__Items__

= = = = = = =

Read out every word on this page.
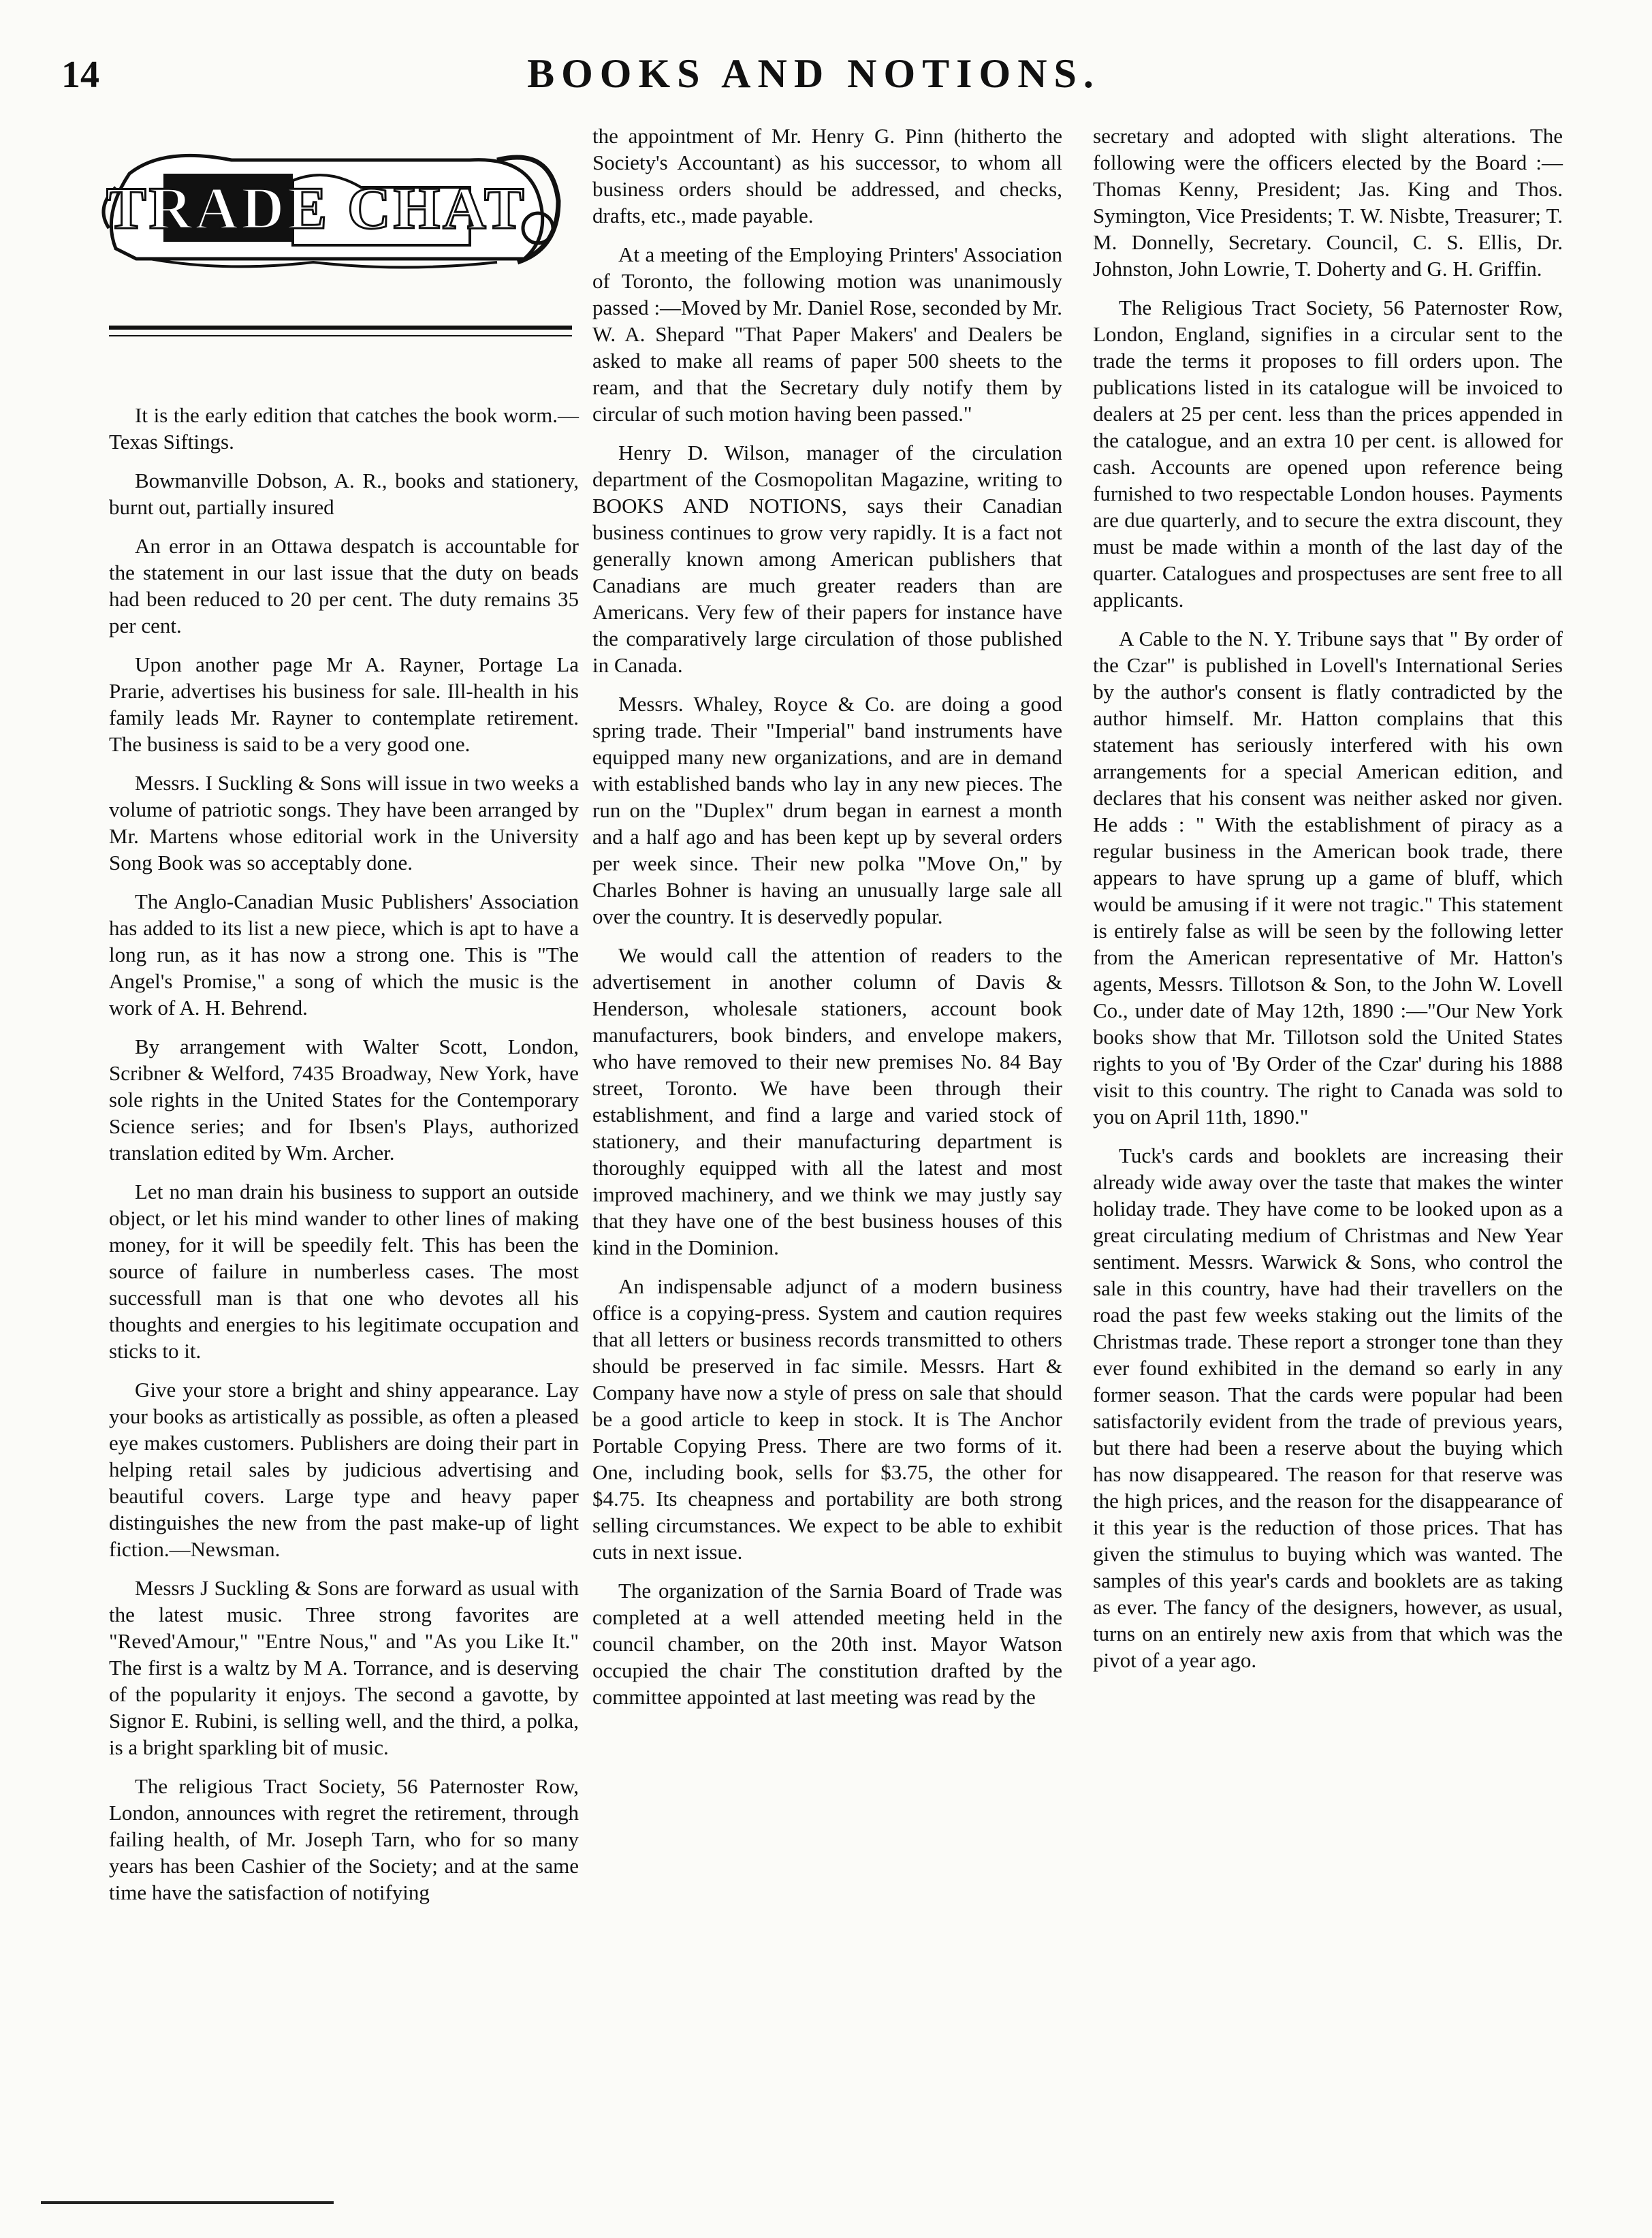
14	BOOKS AND NOTIONS.
TRADE CHAT

It is the early edition that catches the book worm.—Texas Siftings.

Bowmanville Dobson, A. R., books and stationery, burnt out, partially insured

An error in an Ottawa despatch is accountable for the statement in our last issue that the duty on beads had been reduced to 20 per cent. The duty remains 35 per cent.

Upon another page Mr A. Rayner, Portage La Prarie, advertises his business for sale. Ill-health in his family leads Mr. Rayner to contemplate retirement. The business is said to be a very good one.

Messrs. I Suckling & Sons will issue in two weeks a volume of patriotic songs. They have been arranged by Mr. Martens whose editorial work in the University Song Book was so acceptably done.

The Anglo-Canadian Music Publishers' Association has added to its list a new piece, which is apt to have a long run, as it has now a strong one. This is "The Angel's Promise," a song of which the music is the work of A. H. Behrend.

By arrangement with Walter Scott, London, Scribner & Welford, 7435 Broadway, New York, have sole rights in the United States for the Contemporary Science series; and for Ibsen's Plays, authorized translation edited by Wm. Archer.

Let no man drain his business to support an outside object, or let his mind wander to other lines of making money, for it will be speedily felt. This has been the source of failure in numberless cases. The most successfull man is that one who devotes all his thoughts and energies to his legitimate occupation and sticks to it.

Give your store a bright and shiny appearance. Lay your books as artistically as possible, as often a pleased eye makes customers. Publishers are doing their part in helping retail sales by judicious advertising and beautiful covers. Large type and heavy paper distinguishes the new from the past make-up of light fiction.—Newsman.

Messrs J Suckling & Sons are forward as usual with the latest music. Three strong favorites are "Reved'Amour," "Entre Nous," and "As you Like It." The first is a waltz by M A. Torrance, and is deserving of the popularity it enjoys. The second a gavotte, by Signor E. Rubini, is selling well, and the third, a polka, is a bright sparkling bit of music.

The religious Tract Society, 56 Paternoster Row, London, announces with regret the retirement, through failing health, of Mr. Joseph Tarn, who for so many years has been Cashier of the Society; and at the same time have the satisfaction of notifying

the appointment of Mr. Henry G. Pinn (hitherto the Society's Accountant) as his successor, to whom all business orders should be addressed, and checks, drafts, etc., made payable.

At a meeting of the Employing Printers' Association of Toronto, the following motion was unanimously passed :—Moved by Mr. Daniel Rose, seconded by Mr. W. A. Shepard "That Paper Makers' and Dealers be asked to make all reams of paper 500 sheets to the ream, and that the Secretary duly notify them by circular of such motion having been passed."

Henry D. Wilson, manager of the circulation department of the Cosmopolitan Magazine, writing to BOOKS AND NOTIONS, says their Canadian business continues to grow very rapidly. It is a fact not generally known among American publishers that Canadians are much greater readers than are Americans. Very few of their papers for instance have the comparatively large circulation of those published in Canada.

Messrs. Whaley, Royce & Co. are doing a good spring trade. Their "Imperial" band instruments have equipped many new organizations, and are in demand with established bands who lay in any new pieces. The run on the "Duplex" drum began in earnest a month and a half ago and has been kept up by several orders per week since. Their new polka "Move On," by Charles Bohner is having an unusually large sale all over the country. It is deservedly popular.

We would call the attention of readers to the advertisement in another column of Davis & Henderson, wholesale stationers, account book manufacturers, book binders, and envelope makers, who have removed to their new premises No. 84 Bay street, Toronto. We have been through their establishment, and find a large and varied stock of stationery, and their manufacturing department is thoroughly equipped with all the latest and most improved machinery, and we think we may justly say that they have one of the best business houses of this kind in the Dominion.

An indispensable adjunct of a modern business office is a copying-press. System and caution requires that all letters or business records transmitted to others should be preserved in fac simile. Messrs. Hart & Company have now a style of press on sale that should be a good article to keep in stock. It is The Anchor Portable Copying Press. There are two forms of it. One, including book, sells for $3.75, the other for $4.75. Its cheapness and portability are both strong selling circumstances. We expect to be able to exhibit cuts in next issue.

The organization of the Sarnia Board of Trade was completed at a well attended meeting held in the council chamber, on the 20th inst. Mayor Watson occupied the chair The constitution drafted by the committee appointed at last meeting was read by the

secretary and adopted with slight alterations. The following were the officers elected by the Board :—Thomas Kenny, President; Jas. King and Thos. Symington, Vice Presidents; T. W. Nisbte, Treasurer; T. M. Donnelly, Secretary. Council, C. S. Ellis, Dr. Johnston, John Lowrie, T. Doherty and G. H. Griffin.

The Religious Tract Society, 56 Paternoster Row, London, England, signifies in a circular sent to the trade the terms it proposes to fill orders upon. The publications listed in its catalogue will be invoiced to dealers at 25 per cent. less than the prices appended in the catalogue, and an extra 10 per cent. is allowed for cash. Accounts are opened upon reference being furnished to two respectable London houses. Payments are due quarterly, and to secure the extra discount, they must be made within a month of the last day of the quarter. Catalogues and prospectuses are sent free to all applicants.

A Cable to the N. Y. Tribune says that " By order of the Czar" is published in Lovell's International Series by the author's consent is flatly contradicted by the author himself. Mr. Hatton complains that this statement has seriously interfered with his own arrangements for a special American edition, and declares that his consent was neither asked nor given. He adds : " With the establishment of piracy as a regular business in the American book trade, there appears to have sprung up a game of bluff, which would be amusing if it were not tragic." This statement is entirely false as will be seen by the following letter from the American representative of Mr. Hatton's agents, Messrs. Tillotson & Son, to the John W. Lovell Co., under date of May 12th, 1890 :—"Our New York books show that Mr. Tillotson sold the United States rights to you of 'By Order of the Czar' during his 1888 visit to this country. The right to Canada was sold to you on April 11th, 1890."

Tuck's cards and booklets are increasing their already wide away over the taste that makes the winter holiday trade. They have come to be looked upon as a great circulating medium of Christmas and New Year sentiment. Messrs. Warwick & Sons, who control the sale in this country, have had their travellers on the road the past few weeks staking out the limits of the Christmas trade. These report a stronger tone than they ever found exhibited in the demand so early in any former season. That the cards were popular had been satisfactorily evident from the trade of previous years, but there had been a reserve about the buying which has now disappeared. The reason for that reserve was the high prices, and the reason for the disappearance of it this year is the reduction of those prices. That has given the stimulus to buying which was wanted. The samples of this year's cards and booklets are as taking as ever. The fancy of the designers, however, as usual, turns on an entirely new axis from that which was the pivot of a year ago.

= = = = = = =

__What needs to be done__
Go through the entries above and output them exactly, without pictures.

__Output below__
Read out every word on this page.
14	BOOKS AND NOTIONS.
TRADE CHAT

It is the early edition that catches the book worm.—Texas Siftings.

Bowmanville Dobson, A. R., books and stationery, burnt out, partially insured

An error in an Ottawa despatch is accountable for the statement in our last issue that the duty on beads had been reduced to 20 per cent. The duty remains 35 per cent.

Upon another page Mr A. Rayner, Portage La Prarie, advertises his business for sale. Ill-health in his family leads Mr. Rayner to contemplate retirement. The business is said to be a very good one.

Messrs. I Suckling & Sons will issue in two weeks a volume of patriotic songs. They have been arranged by Mr. Martens whose editorial work in the University Song Book was so acceptably done.

The Anglo-Canadian Music Publishers' Association has added to its list a new piece, which is apt to have a long run, as it has now a strong one. This is "The Angel's Promise," a song of which the music is the work of A. H. Behrend.

By arrangement with Walter Scott, London, Scribner & Welford, 7435 Broadway, New York, have sole rights in the United States for the Contemporary Science series; and for Ibsen's Plays, authorized translation edited by Wm. Archer.

Let no man drain his business to support an outside object, or let his mind wander to other lines of making money, for it will be speedily felt. This has been the source of failure in numberless cases. The most successfull man is that one who devotes all his thoughts and energies to his legitimate occupation and sticks to it.

Give your store a bright and shiny appearance. Lay your books as artistically as possible, as often a pleased eye makes customers. Publishers are doing their part in helping retail sales by judicious advertising and beautiful covers. Large type and heavy paper distinguishes the new from the past make-up of light fiction.—Newsman.

Messrs J Suckling & Sons are forward as usual with the latest music. Three strong favorites are "Reved'Amour," "Entre Nous," and "As you Like It." The first is a waltz by M A. Torrance, and is deserving of the popularity it enjoys. The second a gavotte, by Signor E. Rubini, is selling well, and the third, a polka, is a bright sparkling bit of music.

The religious Tract Society, 56 Paternoster Row, London, announces with regret the retirement, through failing health, of Mr. Joseph Tarn, who for so many years has been Cashier of the Society; and at the same time have the satisfaction of notifying

the appointment of Mr. Henry G. Pinn (hitherto the Society's Accountant) as his successor, to whom all business orders should be addressed, and checks, drafts, etc., made payable.

At a meeting of the Employing Printers' Association of Toronto, the following motion was unanimously passed :—Moved by Mr. Daniel Rose, seconded by Mr. W. A. Shepard "That Paper Makers' and Dealers be asked to make all reams of paper 500 sheets to the ream, and that the Secretary duly notify them by circular of such motion having been passed."

Henry D. Wilson, manager of the circulation department of the Cosmopolitan Magazine, writing to BOOKS AND NOTIONS, says their Canadian business continues to grow very rapidly. It is a fact not generally known among American publishers that Canadians are much greater readers than are Americans. Very few of their papers for instance have the comparatively large circulation of those published in Canada.

Messrs. Whaley, Royce & Co. are doing a good spring trade. Their "Imperial" band instruments have equipped many new organizations, and are in demand with established bands who lay in any new pieces. The run on the "Duplex" drum began in earnest a month and a half ago and has been kept up by several orders per week since. Their new polka "Move On," by Charles Bohner is having an unusually large sale all over the country. It is deservedly popular.

We would call the attention of readers to the advertisement in another column of Davis & Henderson, wholesale stationers, account book manufacturers, book binders, and envelope makers, who have removed to their new premises No. 84 Bay street, Toronto. We have been through their establishment, and find a large and varied stock of stationery, and their manufacturing department is thoroughly equipped with all the latest and most improved machinery, and we think we may justly say that they have one of the best business houses of this kind in the Dominion.

An indispensable adjunct of a modern business office is a copying-press. System and caution requires that all letters or business records transmitted to others should be preserved in fac simile. Messrs. Hart & Company have now a style of press on sale that should be a good article to keep in stock. It is The Anchor Portable Copying Press. There are two forms of it. One, including book, sells for $3.75, the other for $4.75. Its cheapness and portability are both strong selling circumstances. We expect to be able to exhibit cuts in next issue.

The organization of the Sarnia Board of Trade was completed at a well attended meeting held in the council chamber, on the 20th inst. Mayor Watson occupied the chair The constitution drafted by the committee appointed at last meeting was read by the

secretary and adopted with slight alterations. The following were the officers elected by the Board :—Thomas Kenny, President; Jas. King and Thos. Symington, Vice Presidents; T. W. Nisbte, Treasurer; T. M. Donnelly, Secretary. Council, C. S. Ellis, Dr. Johnston, John Lowrie, T. Doherty and G. H. Griffin.

The Religious Tract Society, 56 Paternoster Row, London, England, signifies in a circular sent to the trade the terms it proposes to fill orders upon. The publications listed in its catalogue will be invoiced to dealers at 25 per cent. less than the prices appended in the catalogue, and an extra 10 per cent. is allowed for cash. Accounts are opened upon reference being furnished to two respectable London houses. Payments are due quarterly, and to secure the extra discount, they must be made within a month of the last day of the quarter. Catalogues and prospectuses are sent free to all applicants.

A Cable to the N. Y. Tribune says that " By order of the Czar" is published in Lovell's International Series by the author's consent is flatly contradicted by the author himself. Mr. Hatton complains that this statement has seriously interfered with his own arrangements for a special American edition, and declares that his consent was neither asked nor given. He adds : " With the establishment of piracy as a regular business in the American book trade, there appears to have sprung up a game of bluff, which would be amusing if it were not tragic." This statement is entirely false as will be seen by the following letter from the American representative of Mr. Hatton's agents, Messrs. Tillotson & Son, to the John W. Lovell Co., under date of May 12th, 1890 :—"Our New York books show that Mr. Tillotson sold the United States rights to you of 'By Order of the Czar' during his 1888 visit to this country. The right to Canada was sold to you on April 11th, 1890."

Tuck's cards and booklets are increasing their already wide away over the taste that makes the winter holiday trade. They have come to be looked upon as a great circulating medium of Christmas and New Year sentiment. Messrs. Warwick & Sons, who control the sale in this country, have had their travellers on the road the past few weeks staking out the limits of the Christmas trade. These report a stronger tone than they ever found exhibited in the demand so early in any former season. That the cards were popular had been satisfactorily evident from the trade of previous years, but there had been a reserve about the buying which has now disappeared. The reason for that reserve was the high prices, and the reason for the disappearance of it this year is the reduction of those prices. That has given the stimulus to buying which was wanted. The samples of this year's cards and booklets are as taking as ever. The fancy of the designers, however, as usual, turns on an entirely new axis from that which was the pivot of a year ago.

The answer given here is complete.